Records from a collection:
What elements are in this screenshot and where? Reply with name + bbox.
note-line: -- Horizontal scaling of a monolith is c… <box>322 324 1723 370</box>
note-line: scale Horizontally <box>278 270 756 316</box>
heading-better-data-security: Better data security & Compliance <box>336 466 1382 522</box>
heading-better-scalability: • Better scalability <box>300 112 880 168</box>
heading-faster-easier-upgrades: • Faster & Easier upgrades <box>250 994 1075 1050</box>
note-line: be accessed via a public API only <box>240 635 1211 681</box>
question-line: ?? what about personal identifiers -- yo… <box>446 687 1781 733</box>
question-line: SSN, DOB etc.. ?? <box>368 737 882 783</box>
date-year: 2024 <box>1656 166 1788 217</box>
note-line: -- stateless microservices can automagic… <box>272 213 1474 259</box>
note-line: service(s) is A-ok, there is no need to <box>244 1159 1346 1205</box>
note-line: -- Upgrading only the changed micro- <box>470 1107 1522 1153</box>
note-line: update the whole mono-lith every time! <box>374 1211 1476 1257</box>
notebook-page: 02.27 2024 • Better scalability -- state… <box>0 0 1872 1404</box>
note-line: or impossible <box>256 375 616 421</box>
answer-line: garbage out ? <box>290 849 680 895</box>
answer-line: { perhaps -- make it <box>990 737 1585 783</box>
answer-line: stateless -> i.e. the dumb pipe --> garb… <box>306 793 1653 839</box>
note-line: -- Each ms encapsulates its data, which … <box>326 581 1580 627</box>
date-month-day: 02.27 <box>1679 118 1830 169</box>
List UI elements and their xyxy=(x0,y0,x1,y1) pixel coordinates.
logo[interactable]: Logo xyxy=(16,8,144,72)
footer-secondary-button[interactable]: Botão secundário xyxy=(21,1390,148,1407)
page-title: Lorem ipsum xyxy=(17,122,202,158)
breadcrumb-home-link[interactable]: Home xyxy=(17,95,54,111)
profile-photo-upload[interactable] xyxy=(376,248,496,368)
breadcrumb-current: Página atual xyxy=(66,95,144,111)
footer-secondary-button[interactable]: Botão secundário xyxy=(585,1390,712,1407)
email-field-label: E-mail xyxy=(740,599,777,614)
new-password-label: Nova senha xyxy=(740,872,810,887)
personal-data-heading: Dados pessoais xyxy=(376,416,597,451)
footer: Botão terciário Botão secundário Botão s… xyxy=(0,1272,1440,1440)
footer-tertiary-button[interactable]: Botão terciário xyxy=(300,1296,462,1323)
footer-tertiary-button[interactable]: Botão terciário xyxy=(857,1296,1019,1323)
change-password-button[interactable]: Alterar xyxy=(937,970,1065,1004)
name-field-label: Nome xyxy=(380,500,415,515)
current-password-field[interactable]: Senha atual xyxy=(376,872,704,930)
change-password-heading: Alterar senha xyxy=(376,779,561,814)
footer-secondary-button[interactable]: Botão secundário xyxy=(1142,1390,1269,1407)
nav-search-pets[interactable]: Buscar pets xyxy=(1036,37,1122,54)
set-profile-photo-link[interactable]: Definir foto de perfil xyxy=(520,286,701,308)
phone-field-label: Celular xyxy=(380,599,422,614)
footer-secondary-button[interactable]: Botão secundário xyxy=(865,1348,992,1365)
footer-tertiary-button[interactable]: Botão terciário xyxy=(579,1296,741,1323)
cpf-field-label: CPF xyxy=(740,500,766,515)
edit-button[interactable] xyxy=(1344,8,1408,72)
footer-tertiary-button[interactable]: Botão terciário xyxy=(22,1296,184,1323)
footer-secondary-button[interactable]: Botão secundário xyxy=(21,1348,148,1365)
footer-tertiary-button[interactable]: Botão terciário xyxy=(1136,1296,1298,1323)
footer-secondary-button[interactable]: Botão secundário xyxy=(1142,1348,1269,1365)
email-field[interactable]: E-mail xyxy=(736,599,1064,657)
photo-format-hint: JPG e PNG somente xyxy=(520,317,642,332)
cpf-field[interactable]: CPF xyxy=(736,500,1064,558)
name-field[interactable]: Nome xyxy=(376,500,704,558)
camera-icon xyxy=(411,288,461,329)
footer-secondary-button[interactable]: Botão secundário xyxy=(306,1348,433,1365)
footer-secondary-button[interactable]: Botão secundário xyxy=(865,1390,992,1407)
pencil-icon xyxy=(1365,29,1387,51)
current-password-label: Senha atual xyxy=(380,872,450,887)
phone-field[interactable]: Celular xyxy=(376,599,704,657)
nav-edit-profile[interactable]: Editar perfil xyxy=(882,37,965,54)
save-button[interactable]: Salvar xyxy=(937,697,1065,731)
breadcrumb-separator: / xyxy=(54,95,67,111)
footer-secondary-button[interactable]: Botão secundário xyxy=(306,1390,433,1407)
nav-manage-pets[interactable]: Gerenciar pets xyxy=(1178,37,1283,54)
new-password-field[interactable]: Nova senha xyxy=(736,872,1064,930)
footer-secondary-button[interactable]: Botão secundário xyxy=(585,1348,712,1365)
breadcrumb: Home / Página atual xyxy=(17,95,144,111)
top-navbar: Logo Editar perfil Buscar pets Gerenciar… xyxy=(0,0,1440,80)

* [What to do]
Please convert every line of the material above into a JSON list of strings, one string per line, leaving out any blank lines.

* [Finished exercise]
[
  "What elements are in this screenshot and where? Reply with name + bbox.",
  "note-line: -- Horizontal scaling of a monolith is c… <box>322 324 1723 370</box>",
  "note-line: scale Horizontally <box>278 270 756 316</box>",
  "heading-better-data-security: Better data security & Compliance <box>336 466 1382 522</box>",
  "heading-better-scalability: • Better scalability <box>300 112 880 168</box>",
  "heading-faster-easier-upgrades: • Faster & Easier upgrades <box>250 994 1075 1050</box>",
  "note-line: be accessed via a public API only <box>240 635 1211 681</box>",
  "question-line: ?? what about personal identifiers -- yo… <box>446 687 1781 733</box>",
  "question-line: SSN, DOB etc.. ?? <box>368 737 882 783</box>",
  "date-year: 2024 <box>1656 166 1788 217</box>",
  "note-line: -- stateless microservices can automagic… <box>272 213 1474 259</box>",
  "note-line: service(s) is A-ok, there is no need to <box>244 1159 1346 1205</box>",
  "note-line: -- Upgrading only the changed micro- <box>470 1107 1522 1153</box>",
  "note-line: update the whole mono-lith every time! <box>374 1211 1476 1257</box>",
  "notebook-page: 02.27 2024 • Better scalability -- state… <box>0 0 1872 1404</box>",
  "note-line: or impossible <box>256 375 616 421</box>",
  "answer-line: garbage out ? <box>290 849 680 895</box>",
  "answer-line: { perhaps -- make it <box>990 737 1585 783</box>",
  "answer-line: stateless -> i.e. the dumb pipe --> garb… <box>306 793 1653 839</box>",
  "note-line: -- Each ms encapsulates its data, which … <box>326 581 1580 627</box>",
  "date-month-day: 02.27 <box>1679 118 1830 169</box>",
  "List UI elements and their xyxy=(x0,y0,x1,y1) pixel coordinates.",
  "logo[interactable]: Logo xyxy=(16,8,144,72)",
  "footer-secondary-button[interactable]: Botão secundário xyxy=(21,1390,148,1407)",
  "page-title: Lorem ipsum xyxy=(17,122,202,158)",
  "breadcrumb-home-link[interactable]: Home xyxy=(17,95,54,111)",
  "profile-photo-upload[interactable] xyxy=(376,248,496,368)",
  "breadcrumb-current: Página atual xyxy=(66,95,144,111)",
  "footer-secondary-button[interactable]: Botão secundário xyxy=(585,1390,712,1407)",
  "email-field-label: E-mail xyxy=(740,599,777,614)",
  "new-password-label: Nova senha xyxy=(740,872,810,887)",
  "personal-data-heading: Dados pessoais xyxy=(376,416,597,451)",
  "footer: Botão terciário Botão secundário Botão s… xyxy=(0,1272,1440,1440)",
  "footer-tertiary-button[interactable]: Botão terciário xyxy=(300,1296,462,1323)",
  "footer-tertiary-button[interactable]: Botão terciário xyxy=(857,1296,1019,1323)",
  "change-password-button[interactable]: Alterar xyxy=(937,970,1065,1004)",
  "name-field-label: Nome xyxy=(380,500,415,515)",
  "current-password-field[interactable]: Senha atual xyxy=(376,872,704,930)",
  "change-password-heading: Alterar senha xyxy=(376,779,561,814)",
  "footer-secondary-button[interactable]: Botão secundário xyxy=(1142,1390,1269,1407)",
  "nav-search-pets[interactable]: Buscar pets xyxy=(1036,37,1122,54)",
  "set-profile-photo-link[interactable]: Definir foto de perfil xyxy=(520,286,701,308)",
  "phone-field-label: Celular xyxy=(380,599,422,614)",
  "footer-secondary-button[interactable]: Botão secundário xyxy=(865,1348,992,1365)",
  "footer-tertiary-button[interactable]: Botão terciário xyxy=(579,1296,741,1323)",
  "cpf-field-label: CPF xyxy=(740,500,766,515)",
  "edit-button[interactable] xyxy=(1344,8,1408,72)",
  "footer-tertiary-button[interactable]: Botão terciário xyxy=(22,1296,184,1323)",
  "footer-secondary-button[interactable]: Botão secundário xyxy=(21,1348,148,1365)",
  "footer-tertiary-button[interactable]: Botão terciário xyxy=(1136,1296,1298,1323)",
  "footer-secondary-button[interactable]: Botão secundário xyxy=(1142,1348,1269,1365)",
  "email-field[interactable]: E-mail xyxy=(736,599,1064,657)",
  "photo-format-hint: JPG e PNG somente xyxy=(520,317,642,332)",
  "cpf-field[interactable]: CPF xyxy=(736,500,1064,558)",
  "name-field[interactable]: Nome xyxy=(376,500,704,558)",
  "camera-icon xyxy=(411,288,461,329)",
  "footer-secondary-button[interactable]: Botão secundário xyxy=(306,1348,433,1365)",
  "footer-secondary-button[interactable]: Botão secundário xyxy=(865,1390,992,1407)",
  "pencil-icon xyxy=(1365,29,1387,51)",
  "current-password-label: Senha atual xyxy=(380,872,450,887)",
  "phone-field[interactable]: Celular xyxy=(376,599,704,657)",
  "nav-edit-profile[interactable]: Editar perfil xyxy=(882,37,965,54)",
  "save-button[interactable]: Salvar xyxy=(937,697,1065,731)",
  "breadcrumb-separator: / xyxy=(54,95,67,111)",
  "footer-secondary-button[interactable]: Botão secundário xyxy=(306,1390,433,1407)",
  "nav-manage-pets[interactable]: Gerenciar pets xyxy=(1178,37,1283,54)",
  "new-password-field[interactable]: Nova senha xyxy=(736,872,1064,930)",
  "footer-secondary-button[interactable]: Botão secundário xyxy=(585,1348,712,1365)",
  "breadcrumb: Home / Página atual xyxy=(17,95,144,111)",
  "top-navbar: Logo Editar perfil Buscar pets Gerenciar… xyxy=(0,0,1440,80)"
]